## Exercise material

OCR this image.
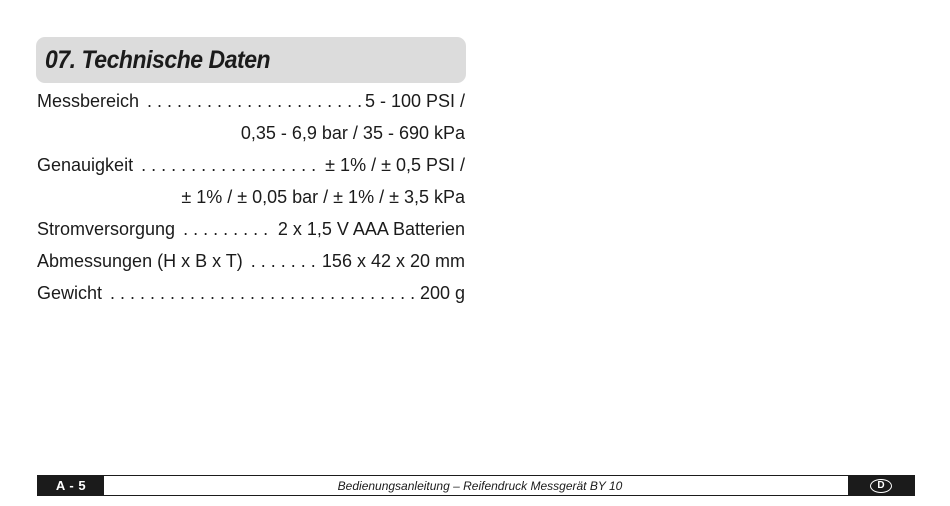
07. Technische Daten
Messbereich . . .	5 - 100 PSI /
0,35 - 6,9 bar / 35 - 690 kPa
Genauigkeit . . .	± 1% / ± 0,5 PSI /
± 1% / ± 0,05 bar / ± 1% / ± 3,5 kPa
Stromversorgung . . .	2 x 1,5 V AAA Batterien
Abmessungen (H x B x T) . . .	156 x 42 x 20 mm
Gewicht . . .	200 g
A - 5	Bedienungsanleitung – Reifendruck Messgerät BY 10	D
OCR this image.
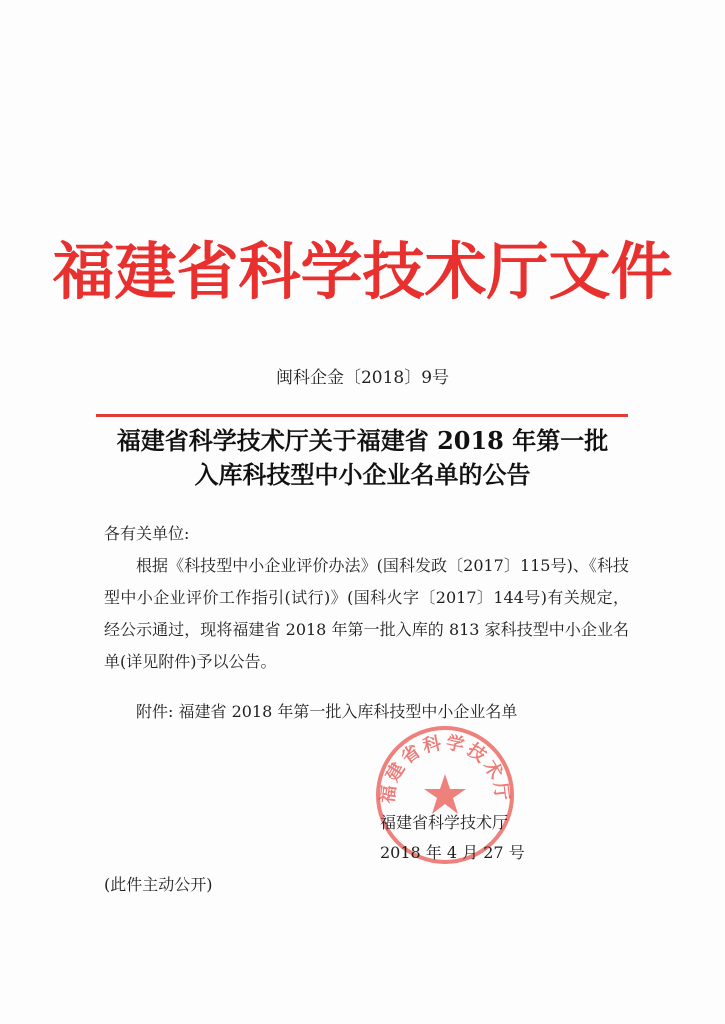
福建省科学技术厅文件
闽科企金〔2018〕9号
福建省科学技术厅关于福建省 2018 年第一批
入库科技型中小企业名单的公告
各有关单位:

根据《科技型中小企业评价办法》(国科发政〔2017〕115号)、《科技型中小企业评价工作指引(试行)》(国科火字〔2017〕144号)有关规定，经公示通过，现将福建省 2018 年第一批入库的 813 家科技型中小企业名单(详见附件)予以公告。

附件: 福建省 2018 年第一批入库科技型中小企业名单
福建省科学技术厅
福建省科学技术厅
2018 年 4 月 27 号
(此件主动公开)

## Given instruction
The pictures in the entries should be left out; output everything else exactly.

## Written answer
OCR this image.
07. Technische Daten
Messbereich . . .	5 - 100 PSI /
0,35 - 6,9 bar / 35 - 690 kPa
Genauigkeit . . .	± 1% / ± 0,5 PSI /
± 1% / ± 0,05 bar / ± 1% / ± 3,5 kPa
Stromversorgung . . .	2 x 1,5 V AAA Batterien
Abmessungen (H x B x T) . . .	156 x 42 x 20 mm
Gewicht . . .	200 g
A - 5	Bedienungsanleitung – Reifendruck Messgerät BY 10	D
OCR this image.
福建省科学技术厅文件
闽科企金〔2018〕9号
福建省科学技术厅关于福建省 2018 年第一批
入库科技型中小企业名单的公告
各有关单位:

根据《科技型中小企业评价办法》(国科发政〔2017〕115号)、《科技型中小企业评价工作指引(试行)》(国科火字〔2017〕144号)有关规定，经公示通过，现将福建省 2018 年第一批入库的 813 家科技型中小企业名单(详见附件)予以公告。

附件: 福建省 2018 年第一批入库科技型中小企业名单
福建省科学技术厅
福建省科学技术厅
2018 年 4 月 27 号
(此件主动公开)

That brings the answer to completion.